--- start of Records ---

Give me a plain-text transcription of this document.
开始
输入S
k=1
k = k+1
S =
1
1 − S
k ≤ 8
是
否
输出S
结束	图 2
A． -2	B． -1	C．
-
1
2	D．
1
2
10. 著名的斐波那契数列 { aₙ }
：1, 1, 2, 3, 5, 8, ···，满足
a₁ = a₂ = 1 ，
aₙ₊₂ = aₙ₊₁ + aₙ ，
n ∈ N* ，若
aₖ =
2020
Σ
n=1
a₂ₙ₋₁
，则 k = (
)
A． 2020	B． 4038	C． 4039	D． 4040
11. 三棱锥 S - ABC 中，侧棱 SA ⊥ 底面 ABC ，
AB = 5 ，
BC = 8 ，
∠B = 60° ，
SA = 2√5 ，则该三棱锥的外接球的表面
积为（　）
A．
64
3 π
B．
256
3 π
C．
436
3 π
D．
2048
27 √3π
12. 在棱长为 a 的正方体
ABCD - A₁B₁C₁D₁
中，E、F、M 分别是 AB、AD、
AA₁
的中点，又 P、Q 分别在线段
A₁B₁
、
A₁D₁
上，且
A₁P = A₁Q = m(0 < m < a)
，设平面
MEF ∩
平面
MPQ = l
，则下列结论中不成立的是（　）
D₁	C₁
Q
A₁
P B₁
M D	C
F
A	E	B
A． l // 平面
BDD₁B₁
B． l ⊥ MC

--- end of Records ---

# Instruction
Write out every entry exactly as given.

# Answer below
Give me a plain-text transcription of this document.
开始
输入S
k=1
k = k+1
S =
1
1 − S
k ≤ 8
是
否
输出S
结束	图 2
A． -2	B． -1	C．
-
1
2	D．
1
2
10. 著名的斐波那契数列 { aₙ }
：1, 1, 2, 3, 5, 8, ···，满足
a₁ = a₂ = 1 ，
aₙ₊₂ = aₙ₊₁ + aₙ ，
n ∈ N* ，若
aₖ =
2020
Σ
n=1
a₂ₙ₋₁
，则 k = (
)
A． 2020	B． 4038	C． 4039	D． 4040
11. 三棱锥 S - ABC 中，侧棱 SA ⊥ 底面 ABC ，
AB = 5 ，
BC = 8 ，
∠B = 60° ，
SA = 2√5 ，则该三棱锥的外接球的表面
积为（　）
A．
64
3 π
B．
256
3 π
C．
436
3 π
D．
2048
27 √3π
12. 在棱长为 a 的正方体
ABCD - A₁B₁C₁D₁
中，E、F、M 分别是 AB、AD、
AA₁
的中点，又 P、Q 分别在线段
A₁B₁
、
A₁D₁
上，且
A₁P = A₁Q = m(0 < m < a)
，设平面
MEF ∩
平面
MPQ = l
，则下列结论中不成立的是（　）
D₁	C₁
Q
A₁
P B₁
M D	C
F
A	E	B
A． l // 平面
BDD₁B₁
B． l ⊥ MC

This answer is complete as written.